━━━━━ Extracted information

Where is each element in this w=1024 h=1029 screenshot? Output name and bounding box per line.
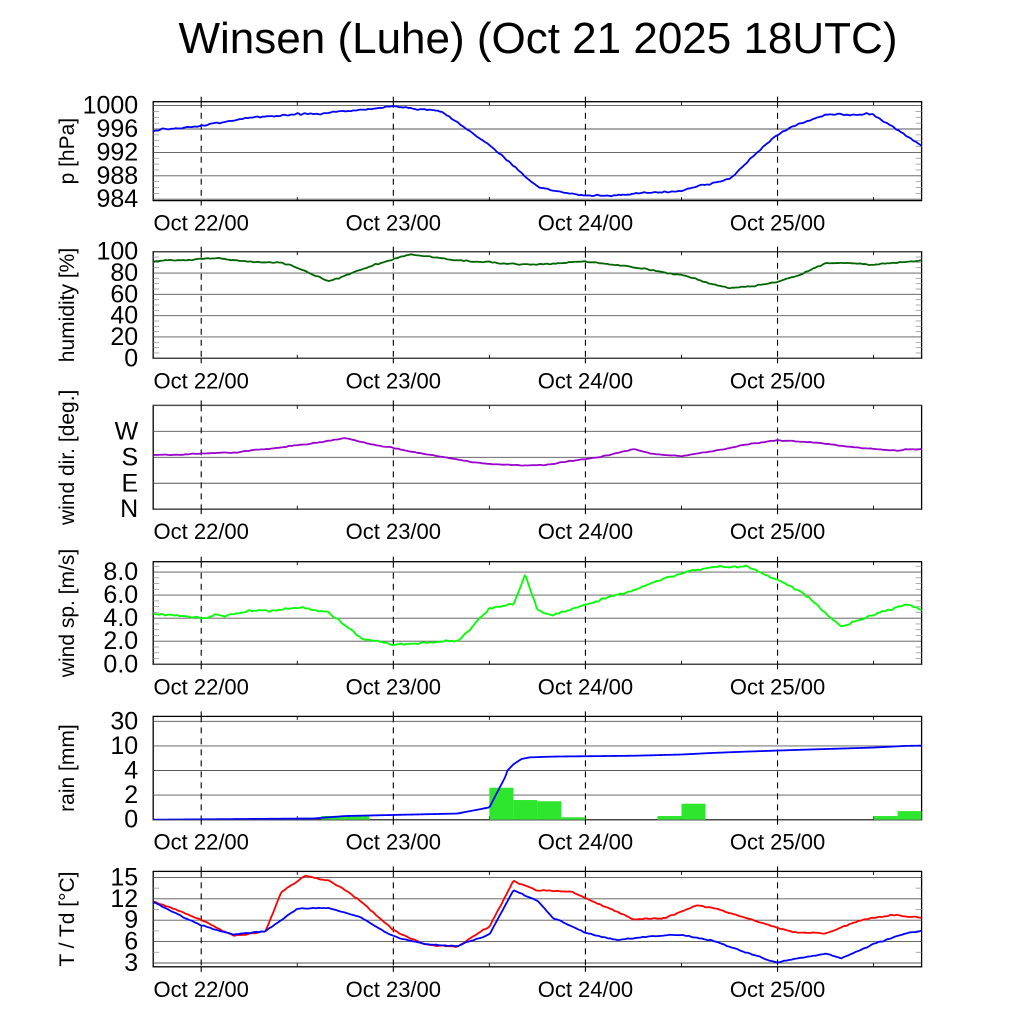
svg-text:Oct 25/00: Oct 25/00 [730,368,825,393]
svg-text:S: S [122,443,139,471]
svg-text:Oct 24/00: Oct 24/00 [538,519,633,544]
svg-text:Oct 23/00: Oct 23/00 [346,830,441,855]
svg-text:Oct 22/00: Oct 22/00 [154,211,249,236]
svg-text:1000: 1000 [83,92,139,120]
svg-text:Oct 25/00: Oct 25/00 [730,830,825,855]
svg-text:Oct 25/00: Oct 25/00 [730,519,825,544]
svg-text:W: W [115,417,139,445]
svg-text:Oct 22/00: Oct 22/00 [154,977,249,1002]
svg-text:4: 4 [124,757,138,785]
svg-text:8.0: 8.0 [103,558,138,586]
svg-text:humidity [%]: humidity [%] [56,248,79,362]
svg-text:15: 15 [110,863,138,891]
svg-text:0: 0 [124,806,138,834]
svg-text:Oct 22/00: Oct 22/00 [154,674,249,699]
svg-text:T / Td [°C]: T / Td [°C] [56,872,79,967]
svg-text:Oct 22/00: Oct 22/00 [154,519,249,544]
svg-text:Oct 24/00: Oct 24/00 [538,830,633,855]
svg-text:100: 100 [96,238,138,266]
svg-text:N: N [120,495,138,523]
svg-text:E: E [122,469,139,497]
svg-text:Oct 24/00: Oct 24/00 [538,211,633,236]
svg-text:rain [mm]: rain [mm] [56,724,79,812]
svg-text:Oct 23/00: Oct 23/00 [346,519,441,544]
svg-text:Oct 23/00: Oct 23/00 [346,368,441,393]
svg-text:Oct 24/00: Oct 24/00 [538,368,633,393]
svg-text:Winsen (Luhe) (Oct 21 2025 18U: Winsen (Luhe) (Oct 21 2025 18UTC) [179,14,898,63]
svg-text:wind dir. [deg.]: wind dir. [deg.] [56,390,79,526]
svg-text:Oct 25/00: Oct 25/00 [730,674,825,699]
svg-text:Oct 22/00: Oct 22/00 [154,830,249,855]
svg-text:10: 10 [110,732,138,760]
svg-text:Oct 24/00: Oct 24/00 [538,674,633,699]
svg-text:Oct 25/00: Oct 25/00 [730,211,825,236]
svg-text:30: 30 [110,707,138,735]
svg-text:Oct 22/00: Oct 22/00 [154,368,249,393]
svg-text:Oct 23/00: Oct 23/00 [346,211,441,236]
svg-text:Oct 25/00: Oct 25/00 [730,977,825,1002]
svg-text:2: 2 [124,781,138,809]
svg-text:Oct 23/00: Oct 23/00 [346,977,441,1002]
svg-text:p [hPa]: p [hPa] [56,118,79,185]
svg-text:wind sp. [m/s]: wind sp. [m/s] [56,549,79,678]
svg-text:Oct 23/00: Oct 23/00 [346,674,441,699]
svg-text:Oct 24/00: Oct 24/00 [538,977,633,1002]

━━━━━━━━━━
━━━━━ Extracted information

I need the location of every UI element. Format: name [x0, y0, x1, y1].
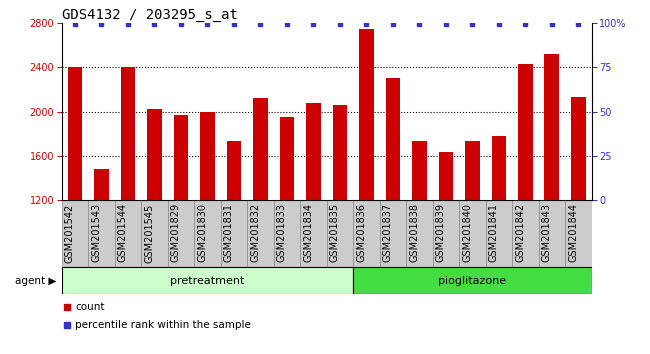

━━━━━━━━━━

--- What you have to do ---
Arrange the records above as a numbered list, from the line with "Where is each" up to and including the line with "svg-text:Oct 24/00: Oct 24/00 [538,830,633,855]", omitting blank lines and pictures.

--- Response ---
1. Where is each element in this w=1024 h=1029 screenshot? Output name and bounding box per line.
2. svg-text:Oct 25/00: Oct 25/00 [730,368,825,393]
3. svg-text:S: S [122,443,139,471]
4. svg-text:Oct 24/00: Oct 24/00 [538,519,633,544]
5. svg-text:Oct 23/00: Oct 23/00 [346,830,441,855]
6. svg-text:Oct 22/00: Oct 22/00 [154,211,249,236]
7. svg-text:1000: 1000 [83,92,139,120]
8. svg-text:Oct 25/00: Oct 25/00 [730,830,825,855]
9. svg-text:Oct 25/00: Oct 25/00 [730,519,825,544]
10. svg-text:W: W [115,417,139,445]
11. svg-text:Oct 22/00: Oct 22/00 [154,977,249,1002]
12. svg-text:4: 4 [124,757,138,785]
13. svg-text:8.0: 8.0 [103,558,138,586]
14. svg-text:humidity [%]: humidity [%] [56,248,79,362]
15. svg-text:15: 15 [110,863,138,891]
16. svg-text:0: 0 [124,806,138,834]
17. svg-text:Oct 22/00: Oct 22/00 [154,674,249,699]
18. svg-text:T / Td [°C]: T / Td [°C] [56,872,79,967]
19. svg-text:Oct 22/00: Oct 22/00 [154,519,249,544]
20. svg-text:Oct 24/00: Oct 24/00 [538,830,633,855]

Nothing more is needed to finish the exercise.